(Rows from a figure dataset)
+++

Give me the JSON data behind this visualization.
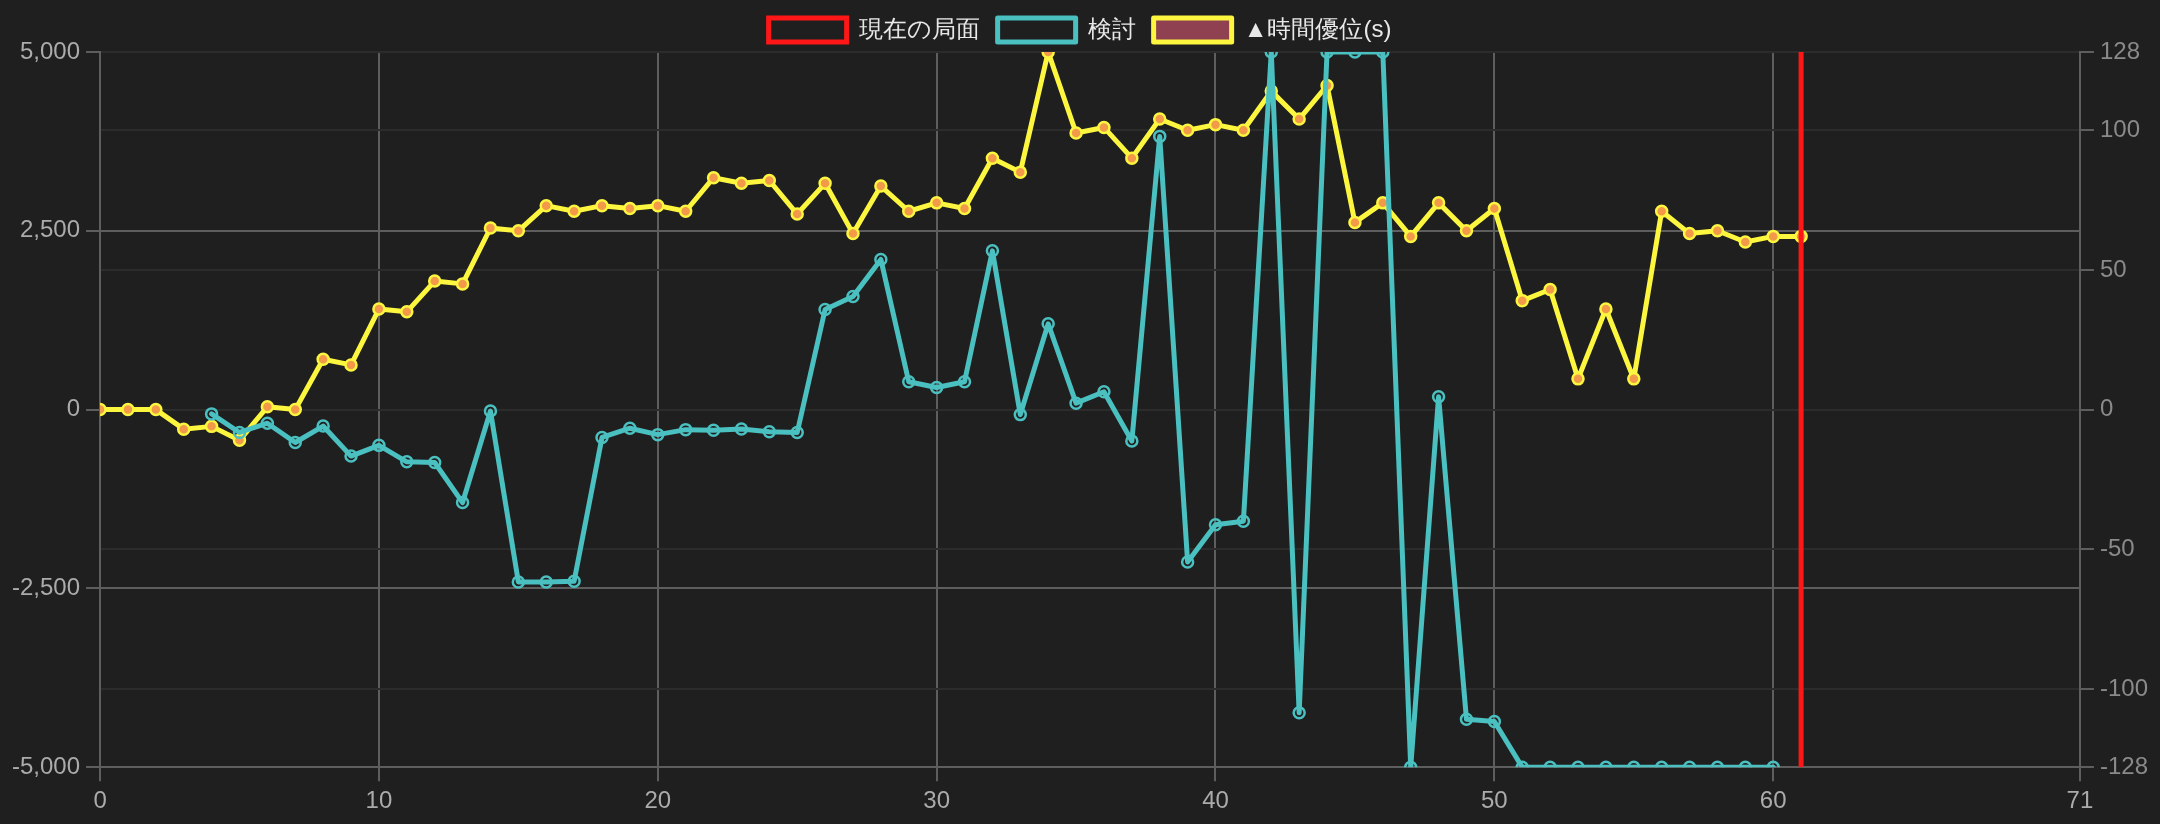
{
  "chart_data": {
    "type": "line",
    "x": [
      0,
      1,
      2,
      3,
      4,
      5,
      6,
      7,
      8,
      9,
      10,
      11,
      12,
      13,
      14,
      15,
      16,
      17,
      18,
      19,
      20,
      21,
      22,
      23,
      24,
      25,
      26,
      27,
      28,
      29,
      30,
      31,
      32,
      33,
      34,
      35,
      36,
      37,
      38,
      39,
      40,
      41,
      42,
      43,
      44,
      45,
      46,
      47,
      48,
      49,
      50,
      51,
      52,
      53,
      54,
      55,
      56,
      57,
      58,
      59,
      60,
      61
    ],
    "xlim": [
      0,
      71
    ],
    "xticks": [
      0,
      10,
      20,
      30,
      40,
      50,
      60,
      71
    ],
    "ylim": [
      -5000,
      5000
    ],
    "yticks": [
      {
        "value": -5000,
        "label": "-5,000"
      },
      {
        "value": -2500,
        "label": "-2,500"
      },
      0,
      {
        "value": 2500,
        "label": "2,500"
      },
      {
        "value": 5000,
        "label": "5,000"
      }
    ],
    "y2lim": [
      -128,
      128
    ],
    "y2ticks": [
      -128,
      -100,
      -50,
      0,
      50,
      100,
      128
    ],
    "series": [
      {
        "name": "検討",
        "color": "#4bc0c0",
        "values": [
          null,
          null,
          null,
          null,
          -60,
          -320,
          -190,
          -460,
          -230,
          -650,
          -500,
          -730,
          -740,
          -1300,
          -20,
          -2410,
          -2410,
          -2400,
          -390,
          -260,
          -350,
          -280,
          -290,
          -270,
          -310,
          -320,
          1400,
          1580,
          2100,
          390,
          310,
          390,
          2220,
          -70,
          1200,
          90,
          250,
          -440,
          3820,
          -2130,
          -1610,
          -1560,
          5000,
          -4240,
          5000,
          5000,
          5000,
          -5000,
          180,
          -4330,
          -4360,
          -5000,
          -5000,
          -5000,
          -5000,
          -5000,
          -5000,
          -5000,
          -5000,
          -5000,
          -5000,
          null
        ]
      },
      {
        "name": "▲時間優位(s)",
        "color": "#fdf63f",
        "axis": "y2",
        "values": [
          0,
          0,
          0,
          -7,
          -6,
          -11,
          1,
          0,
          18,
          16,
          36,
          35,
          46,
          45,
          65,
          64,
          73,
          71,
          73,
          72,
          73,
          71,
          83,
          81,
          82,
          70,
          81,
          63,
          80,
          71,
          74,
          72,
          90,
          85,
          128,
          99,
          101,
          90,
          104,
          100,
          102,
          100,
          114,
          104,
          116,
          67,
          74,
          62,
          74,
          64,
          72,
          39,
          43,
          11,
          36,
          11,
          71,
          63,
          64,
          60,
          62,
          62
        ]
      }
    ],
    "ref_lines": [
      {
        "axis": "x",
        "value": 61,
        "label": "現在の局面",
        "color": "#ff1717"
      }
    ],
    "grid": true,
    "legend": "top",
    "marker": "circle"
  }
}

+++

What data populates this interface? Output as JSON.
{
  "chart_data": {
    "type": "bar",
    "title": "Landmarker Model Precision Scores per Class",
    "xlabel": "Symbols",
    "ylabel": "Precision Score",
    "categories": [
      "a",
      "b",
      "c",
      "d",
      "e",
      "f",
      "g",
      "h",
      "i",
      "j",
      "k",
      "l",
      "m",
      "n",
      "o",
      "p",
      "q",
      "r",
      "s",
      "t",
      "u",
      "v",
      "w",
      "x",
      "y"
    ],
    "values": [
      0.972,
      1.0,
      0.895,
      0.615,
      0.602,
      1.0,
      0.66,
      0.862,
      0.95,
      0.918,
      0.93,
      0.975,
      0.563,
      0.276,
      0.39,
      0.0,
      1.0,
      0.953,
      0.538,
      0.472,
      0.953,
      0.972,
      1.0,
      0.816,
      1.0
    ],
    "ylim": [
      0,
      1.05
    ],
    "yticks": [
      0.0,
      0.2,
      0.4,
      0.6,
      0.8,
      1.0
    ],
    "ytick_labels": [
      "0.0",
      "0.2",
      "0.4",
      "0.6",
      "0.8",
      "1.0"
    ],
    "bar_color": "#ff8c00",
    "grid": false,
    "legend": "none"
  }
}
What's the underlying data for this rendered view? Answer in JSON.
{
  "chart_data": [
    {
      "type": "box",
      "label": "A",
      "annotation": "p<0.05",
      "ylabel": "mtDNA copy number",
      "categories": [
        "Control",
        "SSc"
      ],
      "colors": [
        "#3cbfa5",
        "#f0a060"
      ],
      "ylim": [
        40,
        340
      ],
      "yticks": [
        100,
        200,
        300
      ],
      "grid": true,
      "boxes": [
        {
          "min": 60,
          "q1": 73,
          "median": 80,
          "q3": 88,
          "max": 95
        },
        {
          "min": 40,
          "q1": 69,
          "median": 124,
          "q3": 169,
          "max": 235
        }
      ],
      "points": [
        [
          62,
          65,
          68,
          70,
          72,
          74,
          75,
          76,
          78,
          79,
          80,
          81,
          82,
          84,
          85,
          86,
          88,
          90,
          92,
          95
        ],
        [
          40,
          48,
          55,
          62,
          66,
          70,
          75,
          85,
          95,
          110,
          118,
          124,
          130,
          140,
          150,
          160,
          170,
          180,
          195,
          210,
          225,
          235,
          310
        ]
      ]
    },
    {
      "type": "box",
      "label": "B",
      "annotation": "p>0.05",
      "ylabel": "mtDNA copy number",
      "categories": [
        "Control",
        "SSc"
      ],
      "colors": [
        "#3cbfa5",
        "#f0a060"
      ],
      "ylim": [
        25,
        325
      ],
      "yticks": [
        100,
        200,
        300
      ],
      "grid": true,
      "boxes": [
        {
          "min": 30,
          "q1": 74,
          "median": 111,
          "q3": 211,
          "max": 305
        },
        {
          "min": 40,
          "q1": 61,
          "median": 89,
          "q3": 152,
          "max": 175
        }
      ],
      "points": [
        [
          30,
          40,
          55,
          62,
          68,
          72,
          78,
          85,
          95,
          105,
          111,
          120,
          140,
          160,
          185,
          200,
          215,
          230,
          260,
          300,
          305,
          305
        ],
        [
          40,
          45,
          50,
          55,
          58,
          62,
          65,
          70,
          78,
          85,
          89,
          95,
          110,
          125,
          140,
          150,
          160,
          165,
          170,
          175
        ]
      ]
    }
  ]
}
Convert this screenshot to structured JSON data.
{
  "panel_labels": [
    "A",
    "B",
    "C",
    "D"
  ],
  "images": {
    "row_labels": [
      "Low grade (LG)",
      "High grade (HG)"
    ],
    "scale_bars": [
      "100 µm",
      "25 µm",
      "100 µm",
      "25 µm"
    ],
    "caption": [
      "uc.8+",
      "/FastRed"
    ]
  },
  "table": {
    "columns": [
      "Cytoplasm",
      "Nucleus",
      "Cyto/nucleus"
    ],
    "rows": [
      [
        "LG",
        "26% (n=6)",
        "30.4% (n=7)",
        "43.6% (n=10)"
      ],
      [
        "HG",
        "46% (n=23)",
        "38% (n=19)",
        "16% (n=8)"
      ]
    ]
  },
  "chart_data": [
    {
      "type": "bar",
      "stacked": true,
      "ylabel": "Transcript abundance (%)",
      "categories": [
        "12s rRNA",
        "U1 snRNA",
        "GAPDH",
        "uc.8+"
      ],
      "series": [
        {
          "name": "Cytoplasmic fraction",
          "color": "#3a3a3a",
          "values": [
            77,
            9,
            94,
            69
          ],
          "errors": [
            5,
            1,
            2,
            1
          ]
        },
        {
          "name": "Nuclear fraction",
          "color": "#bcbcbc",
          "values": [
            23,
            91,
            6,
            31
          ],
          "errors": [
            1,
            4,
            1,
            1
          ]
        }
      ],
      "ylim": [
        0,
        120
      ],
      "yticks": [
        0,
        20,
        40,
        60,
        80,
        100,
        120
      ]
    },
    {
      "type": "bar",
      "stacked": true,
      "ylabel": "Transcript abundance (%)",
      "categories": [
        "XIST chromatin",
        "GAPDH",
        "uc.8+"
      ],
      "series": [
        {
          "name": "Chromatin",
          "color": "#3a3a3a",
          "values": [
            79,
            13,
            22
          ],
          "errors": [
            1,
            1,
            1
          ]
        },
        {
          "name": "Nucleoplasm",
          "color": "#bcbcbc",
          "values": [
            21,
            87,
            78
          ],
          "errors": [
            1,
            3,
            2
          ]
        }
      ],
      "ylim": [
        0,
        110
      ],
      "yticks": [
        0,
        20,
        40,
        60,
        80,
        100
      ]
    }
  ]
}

+++

INSTRUCTION |
Check each line of the entries for the string "fraction". Copy the lines that have it.

FINAL ANSWER |
          "name": "Cytoplasmic fraction",
          "name": "Nuclear fraction",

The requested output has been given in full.